### Written task
Please put every line of the records below into a numbered list, leaving out any blank lines.

### Data in this exercise
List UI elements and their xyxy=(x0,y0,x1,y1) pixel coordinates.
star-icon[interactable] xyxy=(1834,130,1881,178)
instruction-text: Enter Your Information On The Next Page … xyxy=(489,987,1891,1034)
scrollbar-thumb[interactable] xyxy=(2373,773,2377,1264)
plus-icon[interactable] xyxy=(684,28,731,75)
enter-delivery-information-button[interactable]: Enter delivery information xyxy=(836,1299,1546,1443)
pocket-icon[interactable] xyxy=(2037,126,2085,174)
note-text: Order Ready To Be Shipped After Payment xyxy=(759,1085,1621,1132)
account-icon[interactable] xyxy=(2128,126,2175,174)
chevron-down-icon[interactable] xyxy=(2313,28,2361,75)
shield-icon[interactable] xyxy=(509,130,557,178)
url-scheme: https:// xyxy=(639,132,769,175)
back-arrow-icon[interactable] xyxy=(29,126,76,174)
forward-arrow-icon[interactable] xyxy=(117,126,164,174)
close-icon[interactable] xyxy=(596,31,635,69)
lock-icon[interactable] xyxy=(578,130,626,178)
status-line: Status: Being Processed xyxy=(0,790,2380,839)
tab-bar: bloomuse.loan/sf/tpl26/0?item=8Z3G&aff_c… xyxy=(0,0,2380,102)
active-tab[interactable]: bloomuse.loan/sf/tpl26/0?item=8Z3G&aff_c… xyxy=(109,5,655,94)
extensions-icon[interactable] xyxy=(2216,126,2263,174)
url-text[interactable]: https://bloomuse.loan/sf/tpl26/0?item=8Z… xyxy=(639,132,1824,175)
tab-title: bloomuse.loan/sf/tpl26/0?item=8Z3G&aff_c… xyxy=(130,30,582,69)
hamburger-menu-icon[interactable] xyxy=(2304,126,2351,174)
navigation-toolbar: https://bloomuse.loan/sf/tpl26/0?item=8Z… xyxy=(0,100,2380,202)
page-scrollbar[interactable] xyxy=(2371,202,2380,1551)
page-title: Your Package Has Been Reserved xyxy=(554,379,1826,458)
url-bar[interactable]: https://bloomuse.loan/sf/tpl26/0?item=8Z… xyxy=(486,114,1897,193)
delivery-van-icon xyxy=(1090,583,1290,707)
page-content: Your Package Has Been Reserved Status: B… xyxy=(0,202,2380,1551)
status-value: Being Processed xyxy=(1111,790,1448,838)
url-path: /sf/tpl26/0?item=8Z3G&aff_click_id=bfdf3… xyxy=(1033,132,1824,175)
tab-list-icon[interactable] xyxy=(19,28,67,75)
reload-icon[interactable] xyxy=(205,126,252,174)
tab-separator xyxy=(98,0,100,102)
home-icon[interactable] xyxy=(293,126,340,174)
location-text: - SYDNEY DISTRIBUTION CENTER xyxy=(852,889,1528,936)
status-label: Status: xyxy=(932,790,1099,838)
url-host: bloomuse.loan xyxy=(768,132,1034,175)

### Complete output
1. List UI elements and their xyxy=(x0,y0,x1,y1) pixel coordinates.
2. star-icon[interactable] xyxy=(1834,130,1881,178)
3. instruction-text: Enter Your Information On The Next Page … xyxy=(489,987,1891,1034)
4. scrollbar-thumb[interactable] xyxy=(2373,773,2377,1264)
5. plus-icon[interactable] xyxy=(684,28,731,75)
6. enter-delivery-information-button[interactable]: Enter delivery information xyxy=(836,1299,1546,1443)
7. pocket-icon[interactable] xyxy=(2037,126,2085,174)
8. note-text: Order Ready To Be Shipped After Payment xyxy=(759,1085,1621,1132)
9. account-icon[interactable] xyxy=(2128,126,2175,174)
10. chevron-down-icon[interactable] xyxy=(2313,28,2361,75)
11. shield-icon[interactable] xyxy=(509,130,557,178)
12. url-scheme: https:// xyxy=(639,132,769,175)
13. back-arrow-icon[interactable] xyxy=(29,126,76,174)
14. forward-arrow-icon[interactable] xyxy=(117,126,164,174)
15. close-icon[interactable] xyxy=(596,31,635,69)
16. lock-icon[interactable] xyxy=(578,130,626,178)
17. status-line: Status: Being Processed xyxy=(0,790,2380,839)
18. tab-bar: bloomuse.loan/sf/tpl26/0?item=8Z3G&aff_c… xyxy=(0,0,2380,102)
19. active-tab[interactable]: bloomuse.loan/sf/tpl26/0?item=8Z3G&aff_c… xyxy=(109,5,655,94)
20. extensions-icon[interactable] xyxy=(2216,126,2263,174)
21. url-text[interactable]: https://bloomuse.loan/sf/tpl26/0?item=8Z… xyxy=(639,132,1824,175)
22. tab-title: bloomuse.loan/sf/tpl26/0?item=8Z3G&aff_c… xyxy=(130,30,582,69)
23. hamburger-menu-icon[interactable] xyxy=(2304,126,2351,174)
24. navigation-toolbar: https://bloomuse.loan/sf/tpl26/0?item=8Z… xyxy=(0,100,2380,202)
25. page-scrollbar[interactable] xyxy=(2371,202,2380,1551)
26. page-title: Your Package Has Been Reserved xyxy=(554,379,1826,458)
27. url-bar[interactable]: https://bloomuse.loan/sf/tpl26/0?item=8Z… xyxy=(486,114,1897,193)
28. delivery-van-icon xyxy=(1090,583,1290,707)
29. page-content: Your Package Has Been Reserved Status: B… xyxy=(0,202,2380,1551)
30. status-value: Being Processed xyxy=(1111,790,1448,838)
31. url-path: /sf/tpl26/0?item=8Z3G&aff_click_id=bfdf3… xyxy=(1033,132,1824,175)
32. tab-list-icon[interactable] xyxy=(19,28,67,75)
33. reload-icon[interactable] xyxy=(205,126,252,174)
34. tab-separator xyxy=(98,0,100,102)
35. home-icon[interactable] xyxy=(293,126,340,174)
36. location-text: - SYDNEY DISTRIBUTION CENTER xyxy=(852,889,1528,936)
37. status-label: Status: xyxy=(932,790,1099,838)
38. url-host: bloomuse.loan xyxy=(768,132,1034,175)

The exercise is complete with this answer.